Source data
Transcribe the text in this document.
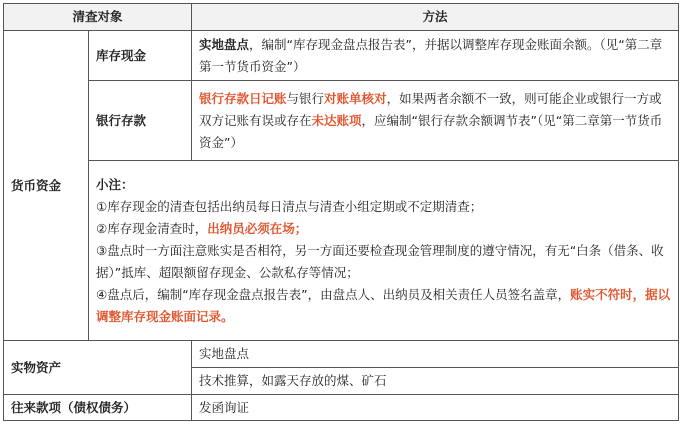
清查对象		方法
货币资金	库存现金	实地盘点，编制“库存现金盘点报告表”，并据以调整库存现金账面余额。（见“第二章第一节货币资金”）
	银行存款	银行存款日记账与银行对账单核对，如果两者余额不一致，则可能企业或银行一方或双方记账有误或存在未达账项，应编制“银行存款余额调节表”（见“第二章第一节货币资金”）

	小注：

①库存现金的清查包括出纳员每日清点与清查小组定期或不定期清查；

②库存现金清查时，出纳员必须在场；

③盘点时一方面注意账实是否相符，另一方面还要检查现金管理制度的遵守情况，有无“白条（借条、收据）”抵库、超限额留存现金、公款私存等情况；

④盘点后，编制“库存现金盘点报告表”，由盘点人、出纳员及相关责任人员签名盖章，账实不符时，据以调整库存现金账面记录。	

实物资产		实地盘点
		技术推算，如露天存放的煤、矿石
往来款项（债权债务）		发函询证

## Given task
None of the pictures should appear; repeat the records exactly otherwise.

## Finished exercise
Transcribe the text in this document.
清查对象		方法
货币资金	库存现金	实地盘点，编制“库存现金盘点报告表”，并据以调整库存现金账面余额。（见“第二章第一节货币资金”）
	银行存款	银行存款日记账与银行对账单核对，如果两者余额不一致，则可能企业或银行一方或双方记账有误或存在未达账项，应编制“银行存款余额调节表”（见“第二章第一节货币资金”）

	小注：

①库存现金的清查包括出纳员每日清点与清查小组定期或不定期清查；

②库存现金清查时，出纳员必须在场；

③盘点时一方面注意账实是否相符，另一方面还要检查现金管理制度的遵守情况，有无“白条（借条、收据）”抵库、超限额留存现金、公款私存等情况；

④盘点后，编制“库存现金盘点报告表”，由盘点人、出纳员及相关责任人员签名盖章，账实不符时，据以调整库存现金账面记录。	

实物资产		实地盘点
		技术推算，如露天存放的煤、矿石
往来款项（债权债务）		发函询证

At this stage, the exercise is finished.